▶ **What is asked**: Wherever the string "Bore" occurs in a line of these records, report that line.

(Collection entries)
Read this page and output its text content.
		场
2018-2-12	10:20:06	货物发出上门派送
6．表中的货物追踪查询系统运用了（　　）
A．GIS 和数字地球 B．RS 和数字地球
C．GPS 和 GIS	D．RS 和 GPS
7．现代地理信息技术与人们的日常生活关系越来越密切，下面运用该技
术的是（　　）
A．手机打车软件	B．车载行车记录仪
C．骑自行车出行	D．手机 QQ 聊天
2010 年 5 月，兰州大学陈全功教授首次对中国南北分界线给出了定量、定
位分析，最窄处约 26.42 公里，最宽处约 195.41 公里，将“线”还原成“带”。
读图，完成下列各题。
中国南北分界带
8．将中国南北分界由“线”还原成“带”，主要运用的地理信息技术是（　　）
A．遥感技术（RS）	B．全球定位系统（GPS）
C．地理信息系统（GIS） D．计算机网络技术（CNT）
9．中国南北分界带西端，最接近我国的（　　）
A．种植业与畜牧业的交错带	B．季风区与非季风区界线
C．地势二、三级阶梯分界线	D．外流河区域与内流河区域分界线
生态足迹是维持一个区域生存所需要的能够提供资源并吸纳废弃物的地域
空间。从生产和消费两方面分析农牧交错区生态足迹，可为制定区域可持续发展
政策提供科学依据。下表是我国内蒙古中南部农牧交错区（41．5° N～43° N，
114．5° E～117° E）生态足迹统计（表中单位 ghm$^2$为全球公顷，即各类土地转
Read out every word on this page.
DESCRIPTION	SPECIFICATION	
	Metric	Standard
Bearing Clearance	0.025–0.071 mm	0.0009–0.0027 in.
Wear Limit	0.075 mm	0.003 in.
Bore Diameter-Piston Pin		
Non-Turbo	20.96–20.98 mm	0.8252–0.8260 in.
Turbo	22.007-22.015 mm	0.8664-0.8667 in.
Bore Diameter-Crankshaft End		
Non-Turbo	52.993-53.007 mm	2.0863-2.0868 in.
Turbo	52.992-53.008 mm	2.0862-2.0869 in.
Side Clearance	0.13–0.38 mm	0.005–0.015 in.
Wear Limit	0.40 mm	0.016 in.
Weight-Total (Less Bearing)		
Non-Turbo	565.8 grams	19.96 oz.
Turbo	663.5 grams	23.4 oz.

▶ **The completed task**:
Bore Diameter-Piston Pin		
Bore Diameter-Crankshaft End		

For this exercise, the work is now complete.